▸ **EXERCISE DIRECTIONS**
Copy out everything from the line containing "color-swatch (341, 239, 357, 255)" down to the line containing "modal-label: Dataview 2.4 (111, 92, 181, 106)", word for word.

▸ **RECORDS SUPPLIED**

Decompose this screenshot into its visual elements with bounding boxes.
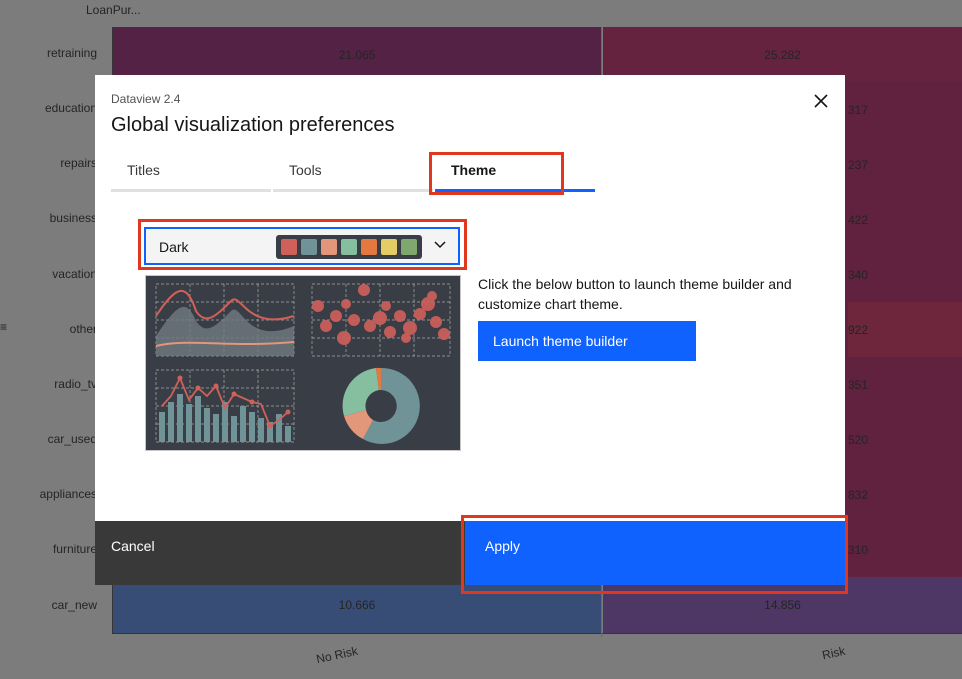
color-swatch (341, 239, 357, 255)
cancel-button[interactable]: Cancel (95, 521, 465, 585)
preferences-modal: Dataview 2.4 Global visualization prefer… (95, 75, 845, 585)
theme-dropdown[interactable]: Dark (144, 227, 460, 265)
color-swatch (401, 239, 417, 255)
close-icon (814, 94, 828, 108)
theme-dropdown-value: Dark (159, 239, 189, 255)
color-swatch (361, 239, 377, 255)
apply-button[interactable]: Apply (465, 521, 845, 585)
theme-swatches (276, 235, 422, 259)
tab-theme[interactable]: Theme (435, 152, 595, 192)
color-swatch (381, 239, 397, 255)
modal-label: Dataview 2.4 (111, 92, 181, 106)
modal-title: Global visualization preferences (111, 114, 395, 136)
color-swatch (281, 239, 297, 255)
theme-builder-description: Click the below button to launch theme b… (478, 276, 792, 312)
launch-theme-builder-button[interactable]: Launch theme builder (478, 321, 696, 361)
theme-preview-graphic (155, 283, 451, 444)
color-swatch (301, 239, 317, 255)
chevron-down-icon (434, 241, 446, 249)
color-swatch (321, 239, 337, 255)
menu-icon: ≡ (0, 320, 8, 334)
close-button[interactable] (807, 87, 835, 115)
theme-preview (145, 275, 461, 451)
tab-titles[interactable]: Titles (111, 152, 271, 192)
tab-tools[interactable]: Tools (273, 152, 433, 192)
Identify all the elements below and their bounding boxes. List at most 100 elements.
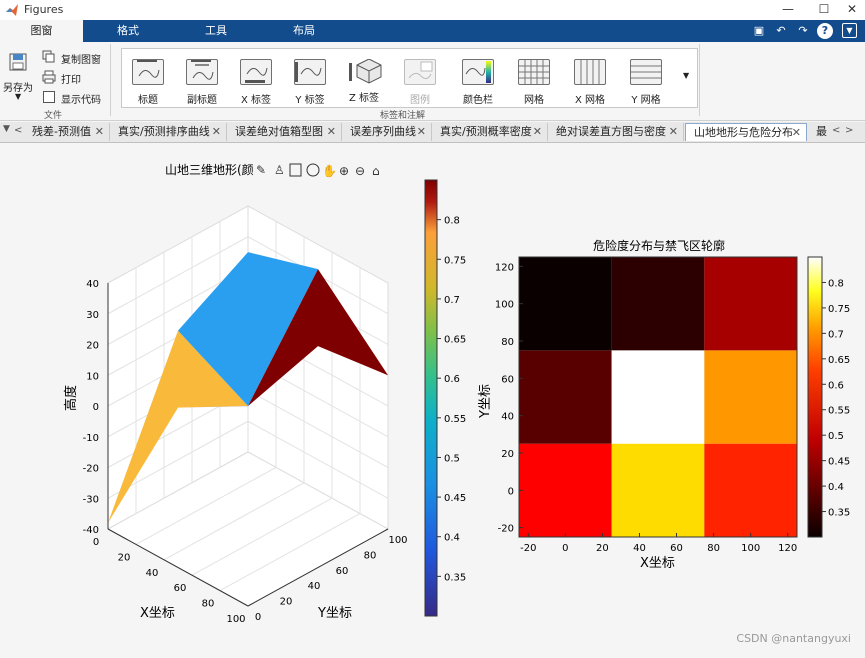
colorbar-tick-label: 0.7: [828, 329, 844, 340]
close-tab-icon[interactable]: ✕: [417, 123, 426, 141]
tab-probability-density[interactable]: 真实/预测概率密度 ✕: [432, 123, 548, 141]
colorbar-tick-label: 0.5: [828, 431, 844, 442]
scroll-left-icon[interactable]: <: [14, 125, 22, 136]
tab-terrain-danger[interactable]: 山地地形与危险分布 ✕: [685, 123, 807, 141]
title-button[interactable]: 标题: [122, 57, 174, 107]
tab-abs-error-boxplot[interactable]: 误差绝对值箱型图 ✕: [227, 123, 342, 141]
heatmap-colorbar-ticks: 0.8 0.75 0.7 0.65 0.6 0.55 0.5 0.45 0.4 0.35: [822, 278, 850, 519]
grid-button[interactable]: 网格: [508, 57, 560, 107]
ribbon-menu-icon[interactable]: ▼: [842, 23, 857, 38]
close-tab-icon[interactable]: ✕: [533, 123, 542, 141]
zoom-in-icon[interactable]: ⊕: [339, 164, 349, 178]
gallery-expand-icon[interactable]: ▼: [683, 71, 689, 80]
help-icon[interactable]: ?: [817, 23, 833, 39]
tab-abs-error-histogram[interactable]: 绝对误差直方图与密度 ✕: [548, 123, 684, 141]
surface-axes[interactable]: 403020100-10-20-30-40020406080100 0204060…: [0, 143, 408, 625]
zlabel-button[interactable]: Z 标签: [338, 57, 390, 107]
y-tick-label: 100: [495, 300, 514, 311]
close-tab-icon[interactable]: ✕: [669, 123, 678, 141]
ylabel-button[interactable]: Y 标签: [284, 57, 336, 107]
x-tick-label: 100: [226, 614, 245, 625]
surface-colorbar[interactable]: [424, 179, 438, 617]
x-tick-label: 120: [778, 543, 797, 554]
save-as-icon[interactable]: [6, 52, 34, 76]
rotate-data-icon[interactable]: ♙: [274, 163, 285, 177]
y-tick-label: 20: [280, 597, 293, 608]
xlabel-icon: [240, 59, 272, 85]
print-button[interactable]: 打印: [61, 71, 81, 86]
y-tick-label: 60: [336, 566, 349, 577]
heatmap-colorbar[interactable]: [807, 256, 823, 538]
data-tip-icon[interactable]: [289, 163, 302, 177]
tab-overflow[interactable]: 最: [808, 123, 832, 141]
colorbar-tick-label: 0.8: [828, 278, 844, 289]
ylabel-icon: [294, 59, 326, 85]
close-tab-icon[interactable]: ✕: [95, 123, 104, 141]
home-icon[interactable]: ⌂: [372, 164, 380, 178]
heatmap-cell[interactable]: [704, 443, 797, 537]
scroll-right-icon[interactable]: >: [845, 125, 853, 136]
copy-figure-button[interactable]: 复制图窗: [61, 51, 101, 66]
ribbon-tab-figure[interactable]: 图窗: [0, 20, 83, 42]
y-tick-label: 20: [501, 449, 514, 460]
colorbar-tick-label: 0.35: [444, 572, 466, 583]
minimize-button[interactable]: —: [772, 0, 804, 20]
tab-residual-vs-predicted[interactable]: 残差-预测值 ✕: [24, 123, 110, 141]
ribbon-tab-format[interactable]: 格式: [84, 20, 172, 42]
subtitle-button[interactable]: 副标题: [176, 57, 228, 107]
close-tab-icon[interactable]: ✕: [212, 123, 221, 141]
y-tick-label: 120: [495, 262, 514, 273]
surface-zlabel: 高度: [63, 385, 79, 411]
document-tab-bar: ▼ < 残差-预测值 ✕ 真实/预测排序曲线 ✕ 误差绝对值箱型图 ✕ 误差序列曲线 ✕…: [0, 122, 865, 143]
ribbon-tab-layout[interactable]: 布局: [260, 20, 348, 42]
figure-svg[interactable]: 403020100-10-20-30-40020406080100 0204060…: [0, 143, 865, 655]
redo-icon[interactable]: ↷: [795, 23, 811, 39]
close-tab-icon[interactable]: ✕: [327, 123, 336, 141]
y-tick-label: 100: [388, 535, 407, 546]
heatmap-axes[interactable]: -20 0 20 40 60 80 100 120 120 100 80 60 40 20 0 -20 危险度…: [478, 238, 798, 571]
heatmap-cell[interactable]: [704, 257, 797, 351]
colorbar-tick-label: 0.4: [444, 533, 460, 544]
legend-button[interactable]: 图例: [394, 57, 446, 107]
heatmap-cell[interactable]: [611, 443, 705, 537]
show-code-label: 显示代码: [61, 95, 101, 106]
colorbar-button[interactable]: 颜色栏: [452, 57, 504, 107]
save-quick-icon[interactable]: ▣: [751, 23, 767, 39]
pan-icon[interactable]: ✋: [322, 164, 337, 178]
tab-sorted-curve[interactable]: 真实/预测排序曲线 ✕: [110, 123, 227, 141]
heatmap-cells[interactable]: [519, 257, 797, 537]
xlabel-button[interactable]: X 标签: [230, 57, 282, 107]
rotate-3d-icon[interactable]: [306, 163, 320, 177]
xgrid-button[interactable]: X 网格: [564, 57, 616, 107]
title-icon: [132, 59, 164, 85]
undo-icon[interactable]: ↶: [773, 23, 789, 39]
colorbar-tick-label: 0.55: [444, 414, 466, 425]
close-tab-icon[interactable]: ✕: [792, 124, 801, 141]
zoom-out-icon[interactable]: ⊖: [355, 164, 365, 178]
heatmap-cell[interactable]: [611, 350, 705, 444]
brush-icon[interactable]: ✎: [256, 163, 266, 177]
close-button[interactable]: ✕: [836, 0, 865, 20]
heatmap-cell[interactable]: [519, 443, 612, 537]
xgrid-icon: [574, 59, 606, 85]
x-tick-label: 20: [596, 543, 609, 554]
window-titlebar: Figures — ☐ ✕: [0, 0, 865, 20]
ribbon-tab-tools[interactable]: 工具: [172, 20, 260, 42]
tab-error-series[interactable]: 误差序列曲线 ✕: [342, 123, 432, 141]
heatmap-title: 危险度分布与禁飞区轮廓: [593, 238, 725, 253]
scroll-left-icon[interactable]: <: [832, 125, 840, 136]
x-tick-label: 100: [741, 543, 760, 554]
heatmap-cell[interactable]: [611, 257, 705, 351]
save-as-dropdown-icon[interactable]: ▼: [15, 92, 21, 101]
x-tick-label: 80: [202, 599, 215, 610]
heatmap-cell[interactable]: [519, 350, 612, 444]
figure-canvas[interactable]: 40 30 20 10 0 -10 -20 -30 -40 0 20 40 60 80 100 0 20 40 60…: [0, 143, 865, 655]
y-tick-label: 40: [501, 412, 514, 423]
heatmap-cell[interactable]: [704, 350, 797, 444]
tab-menu-icon[interactable]: ▼: [3, 124, 10, 134]
ygrid-button[interactable]: Y 网格: [620, 57, 672, 107]
colorbar-tick-label: 0.45: [828, 457, 850, 468]
axes-toolbar[interactable]: ✎ ♙ ✋ ⊕ ⊖ ⌂: [256, 163, 380, 178]
show-code-checkbox[interactable]: [43, 91, 55, 103]
heatmap-cell[interactable]: [519, 257, 612, 351]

▸ **OUTPUT OF THE EXERCISE**
color-swatch (341, 239, 357, 255)
cancel-button[interactable]: Cancel (95, 521, 465, 585)
preferences-modal: Dataview 2.4 Global visualization prefer… (95, 75, 845, 585)
theme-dropdown[interactable]: Dark (144, 227, 460, 265)
color-swatch (401, 239, 417, 255)
close-icon (814, 94, 828, 108)
theme-dropdown-value: Dark (159, 239, 189, 255)
color-swatch (361, 239, 377, 255)
apply-button[interactable]: Apply (465, 521, 845, 585)
theme-swatches (276, 235, 422, 259)
tab-theme[interactable]: Theme (435, 152, 595, 192)
color-swatch (381, 239, 397, 255)
modal-label: Dataview 2.4 (111, 92, 181, 106)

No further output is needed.